--- BEGIN Given data ---

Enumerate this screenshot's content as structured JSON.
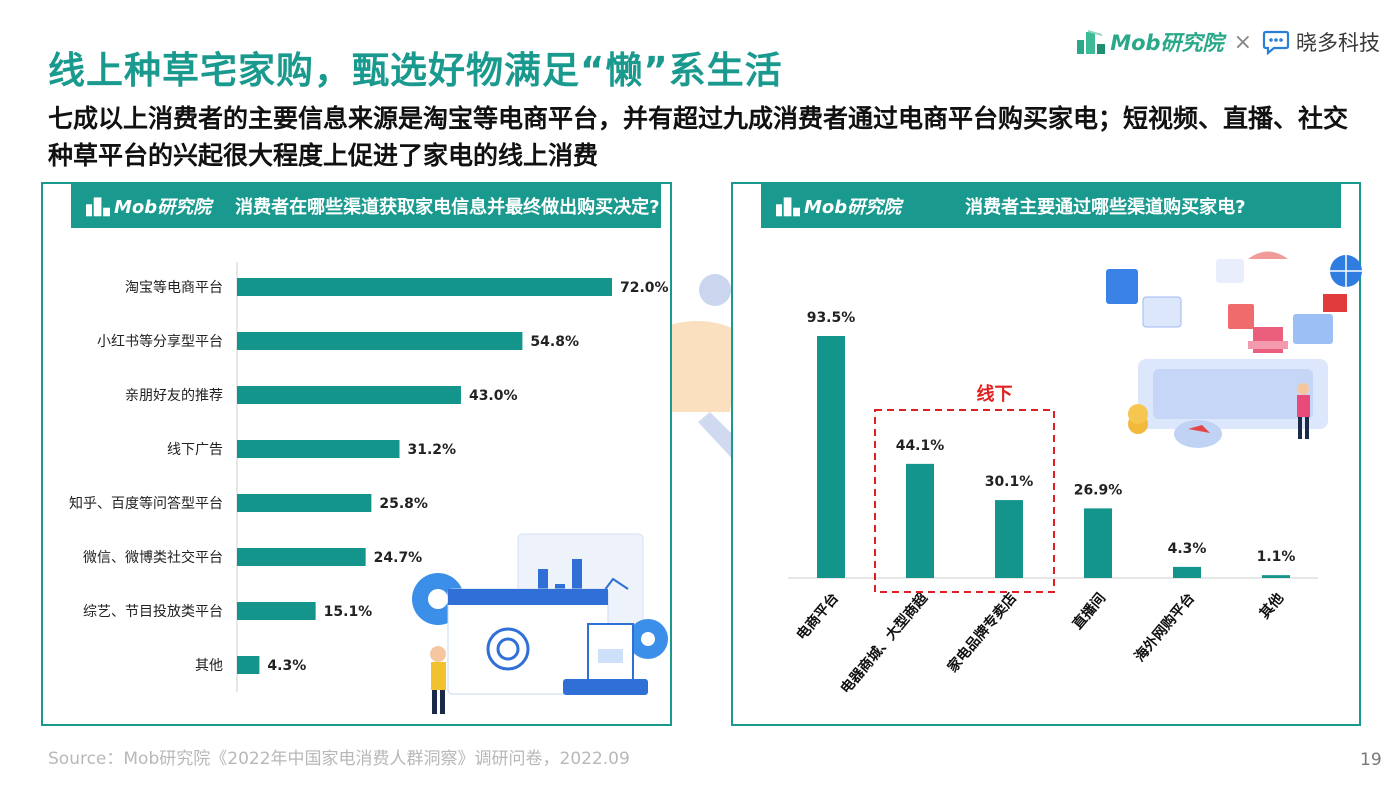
{
  "title": "线上种草宅家购，甄选好物满足“懒”系生活",
  "subtitle": "七成以上消费者的主要信息来源是淘宝等电商平台，并有超过九成消费者通过电商平台购买家电；短视频、直播、社交种草平台的兴起很大程度上促进了家电的线上消费",
  "logos": {
    "mob": "Mob研究院",
    "times": "×",
    "xiaoduo": "晓多科技"
  },
  "colors": {
    "accent": "#1a9a8e",
    "bar": "#14958c",
    "offline_box": "#e02020"
  },
  "left_panel": {
    "header_logo": "Mob研究院",
    "question": "消费者在哪些渠道获取家电信息并最终做出购买决定?"
  },
  "right_panel": {
    "header_logo": "Mob研究院",
    "question": "消费者主要通过哪些渠道购买家电?",
    "offline_label": "线下"
  },
  "chart_data": [
    {
      "type": "bar",
      "orientation": "horizontal",
      "categories": [
        "淘宝等电商平台",
        "小红书等分享型平台",
        "亲朋好友的推荐",
        "线下广告",
        "知乎、百度等问答型平台",
        "微信、微博类社交平台",
        "综艺、节目投放类平台",
        "其他"
      ],
      "values": [
        72.0,
        54.8,
        43.0,
        31.2,
        25.8,
        24.7,
        15.1,
        4.3
      ],
      "labels": [
        "72.0%",
        "54.8%",
        "43.0%",
        "31.2%",
        "25.8%",
        "24.7%",
        "15.1%",
        "4.3%"
      ],
      "unit": "%"
    },
    {
      "type": "bar",
      "orientation": "vertical",
      "categories": [
        "电商平台",
        "电器商城、大型商超",
        "家电品牌专卖店",
        "直播间",
        "海外网购平台",
        "其他"
      ],
      "values": [
        93.5,
        44.1,
        30.1,
        26.9,
        4.3,
        1.1
      ],
      "labels": [
        "93.5%",
        "44.1%",
        "30.1%",
        "26.9%",
        "4.3%",
        "1.1%"
      ],
      "unit": "%",
      "highlight": {
        "label": "线下",
        "categories": [
          "电器商城、大型商超",
          "家电品牌专卖店"
        ]
      }
    }
  ],
  "footer": {
    "source": "Source：Mob研究院《2022年中国家电消费人群洞察》调研问卷，2022.09",
    "page": "19"
  }
}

--- END Given data ---

Do this: Above are records to transcribe exactly; leave their pictures out.

The completed task:
Enumerate this screenshot's content as structured JSON.
{
  "title": "线上种草宅家购，甄选好物满足“懒”系生活",
  "subtitle": "七成以上消费者的主要信息来源是淘宝等电商平台，并有超过九成消费者通过电商平台购买家电；短视频、直播、社交种草平台的兴起很大程度上促进了家电的线上消费",
  "logos": {
    "mob": "Mob研究院",
    "times": "×",
    "xiaoduo": "晓多科技"
  },
  "colors": {
    "accent": "#1a9a8e",
    "bar": "#14958c",
    "offline_box": "#e02020"
  },
  "left_panel": {
    "header_logo": "Mob研究院",
    "question": "消费者在哪些渠道获取家电信息并最终做出购买决定?"
  },
  "right_panel": {
    "header_logo": "Mob研究院",
    "question": "消费者主要通过哪些渠道购买家电?",
    "offline_label": "线下"
  },
  "chart_data": [
    {
      "type": "bar",
      "orientation": "horizontal",
      "categories": [
        "淘宝等电商平台",
        "小红书等分享型平台",
        "亲朋好友的推荐",
        "线下广告",
        "知乎、百度等问答型平台",
        "微信、微博类社交平台",
        "综艺、节目投放类平台",
        "其他"
      ],
      "values": [
        72.0,
        54.8,
        43.0,
        31.2,
        25.8,
        24.7,
        15.1,
        4.3
      ],
      "labels": [
        "72.0%",
        "54.8%",
        "43.0%",
        "31.2%",
        "25.8%",
        "24.7%",
        "15.1%",
        "4.3%"
      ],
      "unit": "%"
    },
    {
      "type": "bar",
      "orientation": "vertical",
      "categories": [
        "电商平台",
        "电器商城、大型商超",
        "家电品牌专卖店",
        "直播间",
        "海外网购平台",
        "其他"
      ],
      "values": [
        93.5,
        44.1,
        30.1,
        26.9,
        4.3,
        1.1
      ],
      "labels": [
        "93.5%",
        "44.1%",
        "30.1%",
        "26.9%",
        "4.3%",
        "1.1%"
      ],
      "unit": "%",
      "highlight": {
        "label": "线下",
        "categories": [
          "电器商城、大型商超",
          "家电品牌专卖店"
        ]
      }
    }
  ],
  "footer": {
    "source": "Source：Mob研究院《2022年中国家电消费人群洞察》调研问卷，2022.09",
    "page": "19"
  }
}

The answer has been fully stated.